Requirements: Copy every line from the data below in which the string "image" can be found.

Data supplied:

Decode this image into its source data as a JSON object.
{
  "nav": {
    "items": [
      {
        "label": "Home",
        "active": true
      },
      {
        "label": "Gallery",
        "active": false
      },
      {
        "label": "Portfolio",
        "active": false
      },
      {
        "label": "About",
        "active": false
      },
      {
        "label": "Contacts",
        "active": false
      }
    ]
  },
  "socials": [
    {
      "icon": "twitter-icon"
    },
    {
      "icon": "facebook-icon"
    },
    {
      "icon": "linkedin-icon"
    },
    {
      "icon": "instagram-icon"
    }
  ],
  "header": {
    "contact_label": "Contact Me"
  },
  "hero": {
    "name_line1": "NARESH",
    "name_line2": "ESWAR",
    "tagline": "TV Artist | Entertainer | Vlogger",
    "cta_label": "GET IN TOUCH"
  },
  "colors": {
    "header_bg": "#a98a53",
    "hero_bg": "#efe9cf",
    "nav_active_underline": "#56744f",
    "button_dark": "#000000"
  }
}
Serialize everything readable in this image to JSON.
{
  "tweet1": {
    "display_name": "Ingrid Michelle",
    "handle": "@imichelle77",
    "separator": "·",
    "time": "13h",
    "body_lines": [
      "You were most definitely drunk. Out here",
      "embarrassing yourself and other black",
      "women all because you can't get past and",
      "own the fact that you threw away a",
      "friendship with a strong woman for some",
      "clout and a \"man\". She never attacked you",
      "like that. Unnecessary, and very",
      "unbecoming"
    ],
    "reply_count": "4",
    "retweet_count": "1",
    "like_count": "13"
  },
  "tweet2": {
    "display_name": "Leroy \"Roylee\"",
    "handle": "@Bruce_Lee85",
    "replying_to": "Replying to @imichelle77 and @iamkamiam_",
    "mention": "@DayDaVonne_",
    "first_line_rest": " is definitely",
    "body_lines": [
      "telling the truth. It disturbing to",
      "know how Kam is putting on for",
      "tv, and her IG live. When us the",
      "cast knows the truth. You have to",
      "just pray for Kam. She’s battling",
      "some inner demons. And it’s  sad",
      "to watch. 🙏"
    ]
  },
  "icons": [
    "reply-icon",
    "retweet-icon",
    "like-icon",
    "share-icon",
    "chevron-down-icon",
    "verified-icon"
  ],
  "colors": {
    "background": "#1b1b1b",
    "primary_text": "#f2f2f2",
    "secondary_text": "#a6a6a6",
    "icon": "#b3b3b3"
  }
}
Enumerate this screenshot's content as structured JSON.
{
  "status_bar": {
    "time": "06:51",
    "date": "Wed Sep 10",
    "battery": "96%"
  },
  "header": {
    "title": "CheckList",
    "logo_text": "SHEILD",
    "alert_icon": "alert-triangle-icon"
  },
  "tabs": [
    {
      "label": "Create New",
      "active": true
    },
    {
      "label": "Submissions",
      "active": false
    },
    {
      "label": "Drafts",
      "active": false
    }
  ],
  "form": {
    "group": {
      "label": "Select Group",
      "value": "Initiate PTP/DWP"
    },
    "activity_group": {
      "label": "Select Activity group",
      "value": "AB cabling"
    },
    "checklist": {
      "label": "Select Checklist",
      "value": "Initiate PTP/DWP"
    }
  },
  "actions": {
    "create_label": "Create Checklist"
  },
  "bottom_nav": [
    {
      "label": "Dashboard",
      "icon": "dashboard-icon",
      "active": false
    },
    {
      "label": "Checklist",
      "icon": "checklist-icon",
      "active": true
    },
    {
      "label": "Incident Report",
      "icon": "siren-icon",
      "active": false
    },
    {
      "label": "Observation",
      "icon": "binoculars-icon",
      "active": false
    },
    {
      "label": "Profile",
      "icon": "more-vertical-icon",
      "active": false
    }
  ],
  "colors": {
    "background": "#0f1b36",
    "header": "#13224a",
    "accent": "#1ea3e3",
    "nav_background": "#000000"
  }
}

Result of the task:
Decode this image into its source data as a JSON object.
Serialize everything readable in this image to JSON.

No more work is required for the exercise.